[Records from a collection]
----
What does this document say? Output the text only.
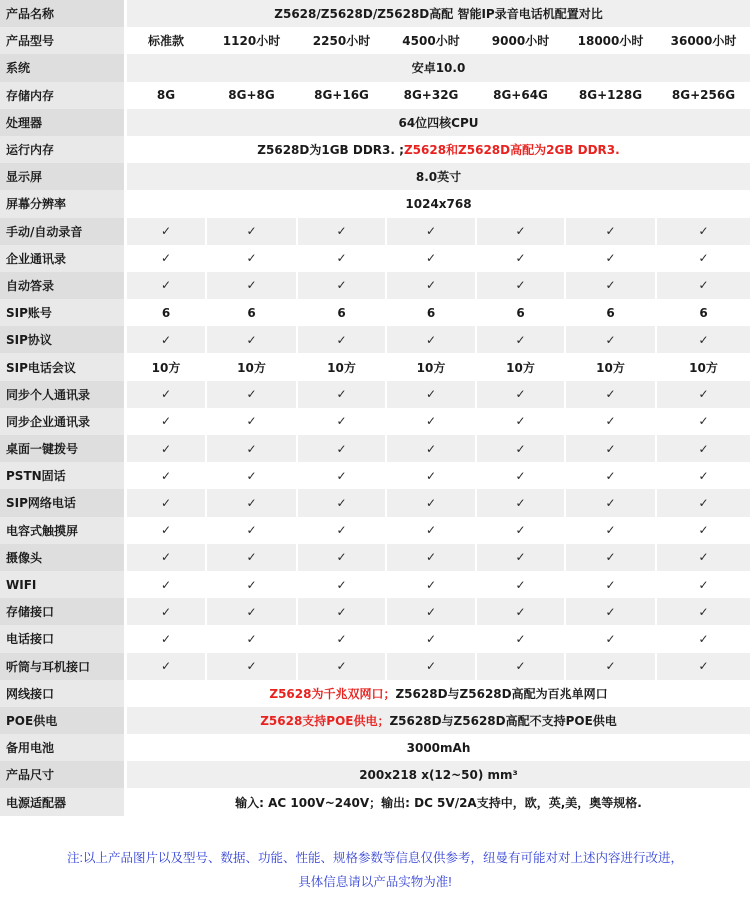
产品名称	Z5628/Z5628D/Z5628D高配 智能IP录音电话机配置对比
产品型号	标准款	1120小时	2250小时	4500小时	9000小时	18000小时	36000小时
系统	安卓10.0
存储内存	8G	8G+8G	8G+16G	8G+32G	8G+64G	8G+128G	8G+256G
处理器	64位四核CPU
运行内存	Z5628D为1GB DDR3. ; Z5628和Z5628D高配为2GB DDR3.
显示屏	8.0英寸
屏幕分辨率	1024x768
手动/自动录音	✓	✓	✓	✓	✓	✓	✓
企业通讯录	✓	✓	✓	✓	✓	✓	✓
自动答录	✓	✓	✓	✓	✓	✓	✓
SIP账号	6	6	6	6	6	6	6
SIP协议	✓	✓	✓	✓	✓	✓	✓
SIP电话会议	10方	10方	10方	10方	10方	10方	10方
同步个人通讯录	✓	✓	✓	✓	✓	✓	✓
同步企业通讯录	✓	✓	✓	✓	✓	✓	✓
桌面一键拨号	✓	✓	✓	✓	✓	✓	✓
PSTN固话	✓	✓	✓	✓	✓	✓	✓
SIP网络电话	✓	✓	✓	✓	✓	✓	✓
电容式触摸屏	✓	✓	✓	✓	✓	✓	✓
摄像头	✓	✓	✓	✓	✓	✓	✓
WIFI	✓	✓	✓	✓	✓	✓	✓
存储接口	✓	✓	✓	✓	✓	✓	✓
电话接口	✓	✓	✓	✓	✓	✓	✓
听筒与耳机接口	✓	✓	✓	✓	✓	✓	✓
网线接口	Z5628为千兆双网口； Z5628D与Z5628D高配为百兆单网口
POE供电	Z5628支持POE供电； Z5628D与Z5628D高配不支持POE供电
备用电池	3000mAh
产品尺寸	200x218 x(12~50) mm³
电源适配器	输入: AC 100V~240V；输出: DC 5V/2A支持中，欧，英,美，奥等规格.
注:以上产品图片以及型号、数据、功能、性能、规格参数等信息仅供参考，纽曼有可能对对上述内容进行改进，
具体信息请以产品实物为准!
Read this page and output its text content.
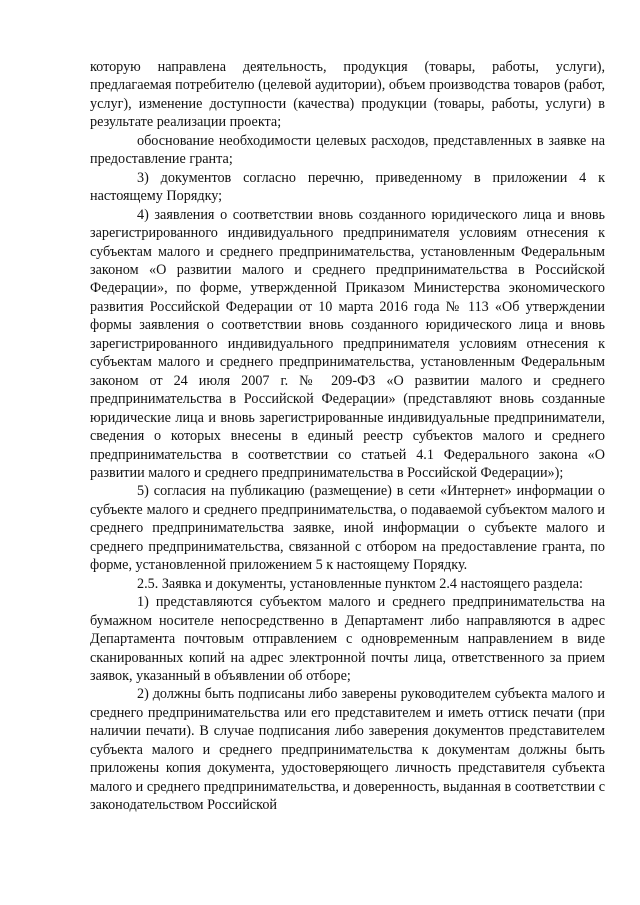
которую направлена деятельность, продукция (товары, работы, услуги), предлагаемая потребителю (целевой аудитории), объем производства товаров (работ, услуг), изменение доступности (качества) продукции (товары, работы, услуги) в результате реализации проекта;

обоснование необходимости целевых расходов, представленных в заявке на предоставление гранта;

3) документов согласно перечню, приведенному в приложении 4 к настоящему Порядку;

4) заявления о соответствии вновь созданного юридического лица и вновь зарегистрированного индивидуального предпринимателя условиям отнесения к субъектам малого и среднего предпринимательства, установленным Федеральным законом «О развитии малого и среднего предпринимательства в Российской Федерации», по форме, утвержденной Приказом Министерства экономического развития Российской Федерации от 10 марта 2016 года № 113 «Об утверждении формы заявления о соответствии вновь созданного юридического лица и вновь зарегистрированного индивидуального предпринимателя условиям отнесения к субъектам малого и среднего предпринимательства, установленным Федеральным законом от 24 июля 2007 г. № 209-ФЗ «О развитии малого и среднего предпринимательства в Российской Федерации» (представляют вновь созданные юридические лица и вновь зарегистрированные индивидуальные предприниматели, сведения о которых внесены в единый реестр субъектов малого и среднего предпринимательства в соответствии со статьей 4.1 Федерального закона «О развитии малого и среднего предпринимательства в Российской Федерации»);

5) согласия на публикацию (размещение) в сети «Интернет» информации о субъекте малого и среднего предпринимательства, о подаваемой субъектом малого и среднего предпринимательства заявке, иной информации о субъекте малого и среднего предпринимательства, связанной с отбором на предоставление гранта, по форме, установленной приложением 5 к настоящему Порядку.

2.5. Заявка и документы, установленные пунктом 2.4 настоящего раздела:

1) представляются субъектом малого и среднего предпринимательства на бумажном носителе непосредственно в Департамент либо направляются в адрес Департамента почтовым отправлением с одновременным направлением в виде сканированных копий на адрес электронной почты лица, ответственного за прием заявок, указанный в объявлении об отборе;

2) должны быть подписаны либо заверены руководителем субъекта малого и среднего предпринимательства или его представителем и иметь оттиск печати (при наличии печати). В случае подписания либо заверения документов представителем субъекта малого и среднего предпринимательства к документам должны быть приложены копия документа, удостоверяющего личность представителя субъекта малого и среднего предпринимательства, и доверенность, выданная в соответствии с законодательством Российской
----
*EXERCISE GOAL*
Pull out every line in the data above that has the word "text".

*RESULT FOR THIS TASK*
What does this document say? Output the text only.
Read this page and output its text content.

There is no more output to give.